(Saved data entries)
%%

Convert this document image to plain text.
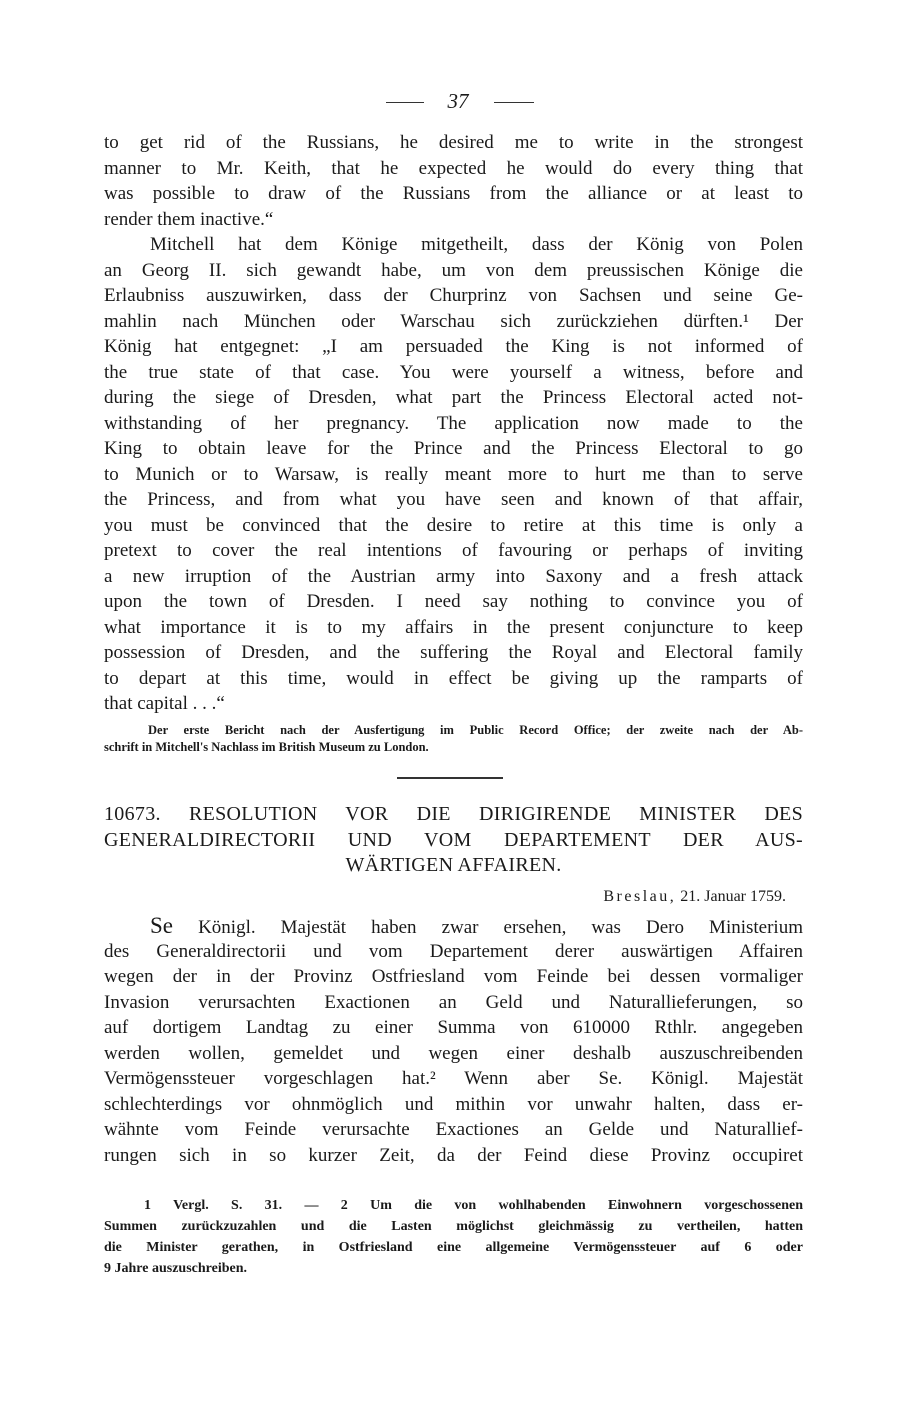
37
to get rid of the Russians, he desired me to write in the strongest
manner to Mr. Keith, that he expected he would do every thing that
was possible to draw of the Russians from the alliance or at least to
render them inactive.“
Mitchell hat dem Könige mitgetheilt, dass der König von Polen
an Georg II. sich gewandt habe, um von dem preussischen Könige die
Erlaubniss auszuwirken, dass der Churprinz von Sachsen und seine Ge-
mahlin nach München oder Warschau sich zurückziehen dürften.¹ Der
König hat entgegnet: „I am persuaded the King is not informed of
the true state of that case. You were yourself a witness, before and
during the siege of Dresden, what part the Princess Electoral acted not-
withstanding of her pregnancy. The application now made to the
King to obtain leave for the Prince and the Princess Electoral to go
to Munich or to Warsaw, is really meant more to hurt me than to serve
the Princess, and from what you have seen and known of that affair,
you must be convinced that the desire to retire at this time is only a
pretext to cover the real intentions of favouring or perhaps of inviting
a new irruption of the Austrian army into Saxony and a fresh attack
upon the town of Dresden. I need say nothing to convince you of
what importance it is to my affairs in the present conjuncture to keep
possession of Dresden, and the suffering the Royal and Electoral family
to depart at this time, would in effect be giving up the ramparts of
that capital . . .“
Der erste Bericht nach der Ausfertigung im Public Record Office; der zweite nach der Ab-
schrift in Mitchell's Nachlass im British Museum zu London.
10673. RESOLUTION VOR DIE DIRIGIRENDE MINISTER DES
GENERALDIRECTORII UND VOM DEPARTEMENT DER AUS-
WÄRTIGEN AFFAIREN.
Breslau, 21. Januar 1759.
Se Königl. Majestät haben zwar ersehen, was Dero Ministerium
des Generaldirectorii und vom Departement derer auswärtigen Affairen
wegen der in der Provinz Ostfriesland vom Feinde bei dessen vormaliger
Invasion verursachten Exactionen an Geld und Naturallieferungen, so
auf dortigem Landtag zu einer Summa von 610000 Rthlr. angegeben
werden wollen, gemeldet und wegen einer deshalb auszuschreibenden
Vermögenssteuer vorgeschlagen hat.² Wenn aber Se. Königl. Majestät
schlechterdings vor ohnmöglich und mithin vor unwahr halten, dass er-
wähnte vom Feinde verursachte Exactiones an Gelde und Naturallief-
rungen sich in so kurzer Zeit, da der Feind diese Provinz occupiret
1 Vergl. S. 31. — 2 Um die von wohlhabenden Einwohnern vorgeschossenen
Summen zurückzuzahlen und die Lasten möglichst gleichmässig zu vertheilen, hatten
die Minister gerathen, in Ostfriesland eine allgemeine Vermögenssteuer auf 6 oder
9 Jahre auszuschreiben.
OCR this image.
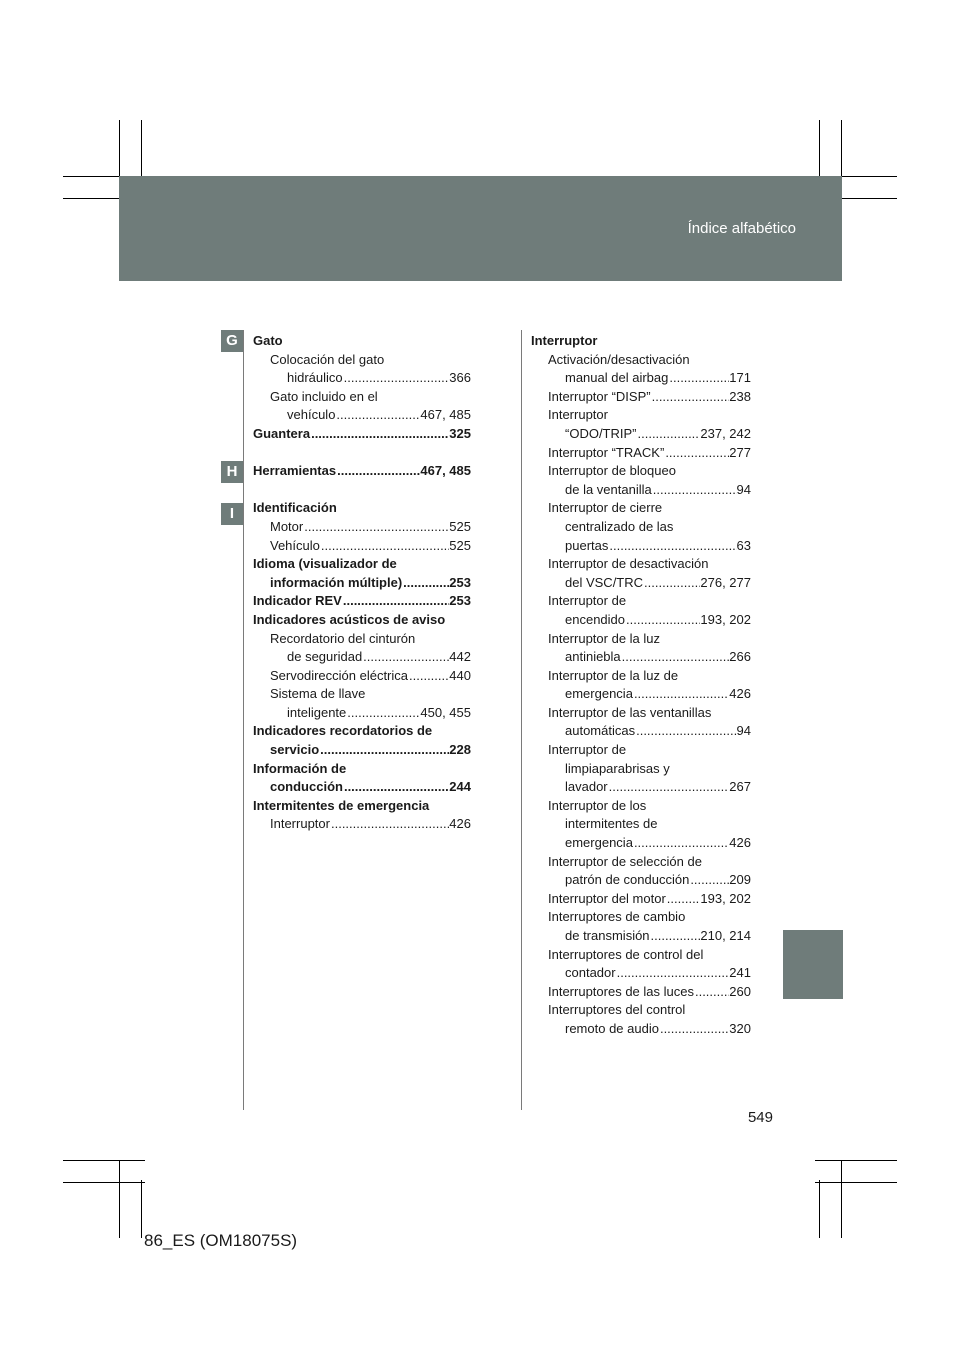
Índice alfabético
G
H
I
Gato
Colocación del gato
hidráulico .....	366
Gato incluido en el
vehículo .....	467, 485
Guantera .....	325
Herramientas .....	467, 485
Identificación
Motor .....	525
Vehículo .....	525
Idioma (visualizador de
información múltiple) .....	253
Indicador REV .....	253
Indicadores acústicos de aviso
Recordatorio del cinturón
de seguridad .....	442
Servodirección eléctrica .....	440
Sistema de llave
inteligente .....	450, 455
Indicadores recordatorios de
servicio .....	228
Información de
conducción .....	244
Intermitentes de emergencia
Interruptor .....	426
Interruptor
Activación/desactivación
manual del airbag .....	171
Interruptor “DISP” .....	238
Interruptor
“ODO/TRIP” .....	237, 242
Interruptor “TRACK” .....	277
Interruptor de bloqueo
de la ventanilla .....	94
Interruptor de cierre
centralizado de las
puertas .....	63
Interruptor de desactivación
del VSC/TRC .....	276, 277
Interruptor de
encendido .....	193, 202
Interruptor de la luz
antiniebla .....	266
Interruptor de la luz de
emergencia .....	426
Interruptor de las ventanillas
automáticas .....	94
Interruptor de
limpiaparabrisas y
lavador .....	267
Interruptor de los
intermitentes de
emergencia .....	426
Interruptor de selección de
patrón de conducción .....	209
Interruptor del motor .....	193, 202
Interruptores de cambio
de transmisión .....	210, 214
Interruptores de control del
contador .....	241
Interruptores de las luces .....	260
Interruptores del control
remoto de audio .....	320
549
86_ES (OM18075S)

%%

» **Aim**
Copy the whole of the material above exactly, but not its images.

» **Full response**
Convert this document image to plain text.
37
to get rid of the Russians, he desired me to write in the strongest
manner to Mr. Keith, that he expected he would do every thing that
was possible to draw of the Russians from the alliance or at least to
render them inactive.“
Mitchell hat dem Könige mitgetheilt, dass der König von Polen
an Georg II. sich gewandt habe, um von dem preussischen Könige die
Erlaubniss auszuwirken, dass der Churprinz von Sachsen und seine Ge-
mahlin nach München oder Warschau sich zurückziehen dürften.¹ Der
König hat entgegnet: „I am persuaded the King is not informed of
the true state of that case. You were yourself a witness, before and
during the siege of Dresden, what part the Princess Electoral acted not-
withstanding of her pregnancy. The application now made to the
King to obtain leave for the Prince and the Princess Electoral to go
to Munich or to Warsaw, is really meant more to hurt me than to serve
the Princess, and from what you have seen and known of that affair,
you must be convinced that the desire to retire at this time is only a
pretext to cover the real intentions of favouring or perhaps of inviting
a new irruption of the Austrian army into Saxony and a fresh attack
upon the town of Dresden. I need say nothing to convince you of
what importance it is to my affairs in the present conjuncture to keep
possession of Dresden, and the suffering the Royal and Electoral family
to depart at this time, would in effect be giving up the ramparts of
that capital . . .“
Der erste Bericht nach der Ausfertigung im Public Record Office; der zweite nach der Ab-
schrift in Mitchell's Nachlass im British Museum zu London.
10673. RESOLUTION VOR DIE DIRIGIRENDE MINISTER DES
GENERALDIRECTORII UND VOM DEPARTEMENT DER AUS-
WÄRTIGEN AFFAIREN.
Breslau, 21. Januar 1759.
Se Königl. Majestät haben zwar ersehen, was Dero Ministerium
des Generaldirectorii und vom Departement derer auswärtigen Affairen
wegen der in der Provinz Ostfriesland vom Feinde bei dessen vormaliger
Invasion verursachten Exactionen an Geld und Naturallieferungen, so
auf dortigem Landtag zu einer Summa von 610000 Rthlr. angegeben
werden wollen, gemeldet und wegen einer deshalb auszuschreibenden
Vermögenssteuer vorgeschlagen hat.² Wenn aber Se. Königl. Majestät
schlechterdings vor ohnmöglich und mithin vor unwahr halten, dass er-
wähnte vom Feinde verursachte Exactiones an Gelde und Naturallief-
rungen sich in so kurzer Zeit, da der Feind diese Provinz occupiret
1 Vergl. S. 31. — 2 Um die von wohlhabenden Einwohnern vorgeschossenen
Summen zurückzuzahlen und die Lasten möglichst gleichmässig zu vertheilen, hatten
die Minister gerathen, in Ostfriesland eine allgemeine Vermögenssteuer auf 6 oder
9 Jahre auszuschreiben.
OCR this image.
Índice alfabético
G
H
I
Gato
Colocación del gato
hidráulico .....	366
Gato incluido en el
vehículo .....	467, 485
Guantera .....	325
Herramientas .....	467, 485
Identificación
Motor .....	525
Vehículo .....	525
Idioma (visualizador de
información múltiple) .....	253
Indicador REV .....	253
Indicadores acústicos de aviso
Recordatorio del cinturón
de seguridad .....	442
Servodirección eléctrica .....	440
Sistema de llave
inteligente .....	450, 455
Indicadores recordatorios de
servicio .....	228
Información de
conducción .....	244
Intermitentes de emergencia
Interruptor .....	426
Interruptor
Activación/desactivación
manual del airbag .....	171
Interruptor “DISP” .....	238
Interruptor
“ODO/TRIP” .....	237, 242
Interruptor “TRACK” .....	277
Interruptor de bloqueo
de la ventanilla .....	94
Interruptor de cierre
centralizado de las
puertas .....	63
Interruptor de desactivación
del VSC/TRC .....	276, 277
Interruptor de
encendido .....	193, 202
Interruptor de la luz
antiniebla .....	266
Interruptor de la luz de
emergencia .....	426
Interruptor de las ventanillas
automáticas .....	94
Interruptor de
limpiaparabrisas y
lavador .....	267
Interruptor de los
intermitentes de
emergencia .....	426
Interruptor de selección de
patrón de conducción .....	209
Interruptor del motor .....	193, 202
Interruptores de cambio
de transmisión .....	210, 214
Interruptores de control del
contador .....	241
Interruptores de las luces .....	260
Interruptores del control
remoto de audio .....	320
549
86_ES (OM18075S)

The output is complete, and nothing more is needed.